Give the number of lines in the listing below that include the word "места", with nothing more.
** BEGIN Raw data **
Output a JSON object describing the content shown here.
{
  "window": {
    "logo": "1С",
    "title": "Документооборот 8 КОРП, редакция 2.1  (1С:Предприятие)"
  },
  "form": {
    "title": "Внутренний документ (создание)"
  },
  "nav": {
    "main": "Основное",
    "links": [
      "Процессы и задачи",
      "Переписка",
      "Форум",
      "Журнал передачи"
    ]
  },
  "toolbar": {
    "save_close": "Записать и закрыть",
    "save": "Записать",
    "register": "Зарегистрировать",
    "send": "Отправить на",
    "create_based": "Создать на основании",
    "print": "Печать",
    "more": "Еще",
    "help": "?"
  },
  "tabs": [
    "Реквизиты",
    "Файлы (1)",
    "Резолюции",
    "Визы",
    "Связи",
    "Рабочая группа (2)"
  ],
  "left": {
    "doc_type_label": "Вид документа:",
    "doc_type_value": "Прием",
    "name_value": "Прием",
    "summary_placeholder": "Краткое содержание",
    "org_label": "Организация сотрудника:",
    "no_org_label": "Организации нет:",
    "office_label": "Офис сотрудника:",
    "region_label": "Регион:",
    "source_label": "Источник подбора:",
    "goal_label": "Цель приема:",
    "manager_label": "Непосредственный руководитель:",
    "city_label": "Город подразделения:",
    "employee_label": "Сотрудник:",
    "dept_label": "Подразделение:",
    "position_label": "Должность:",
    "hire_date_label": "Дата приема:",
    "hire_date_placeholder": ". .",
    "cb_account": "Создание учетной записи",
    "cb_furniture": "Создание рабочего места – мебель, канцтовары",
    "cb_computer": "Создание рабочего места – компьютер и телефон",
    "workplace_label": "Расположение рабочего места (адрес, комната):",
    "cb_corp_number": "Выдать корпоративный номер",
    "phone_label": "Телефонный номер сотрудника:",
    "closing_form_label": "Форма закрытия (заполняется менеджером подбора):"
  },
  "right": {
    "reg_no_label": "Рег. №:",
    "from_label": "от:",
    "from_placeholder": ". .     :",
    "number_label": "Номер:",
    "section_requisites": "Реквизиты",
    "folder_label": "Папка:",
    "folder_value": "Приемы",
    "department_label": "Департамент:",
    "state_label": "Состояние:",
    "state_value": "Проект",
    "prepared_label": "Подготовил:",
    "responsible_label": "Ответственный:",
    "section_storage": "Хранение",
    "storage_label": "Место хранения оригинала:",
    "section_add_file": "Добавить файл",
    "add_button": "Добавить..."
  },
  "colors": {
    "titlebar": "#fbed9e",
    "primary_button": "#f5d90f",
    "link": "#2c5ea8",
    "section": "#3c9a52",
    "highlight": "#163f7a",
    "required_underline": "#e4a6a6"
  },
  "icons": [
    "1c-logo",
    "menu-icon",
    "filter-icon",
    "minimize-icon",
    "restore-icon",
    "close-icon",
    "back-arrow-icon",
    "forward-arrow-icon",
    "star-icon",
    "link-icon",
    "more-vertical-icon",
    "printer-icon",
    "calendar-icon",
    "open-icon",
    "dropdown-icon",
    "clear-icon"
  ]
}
** END Raw data **
> Response to this exercise
3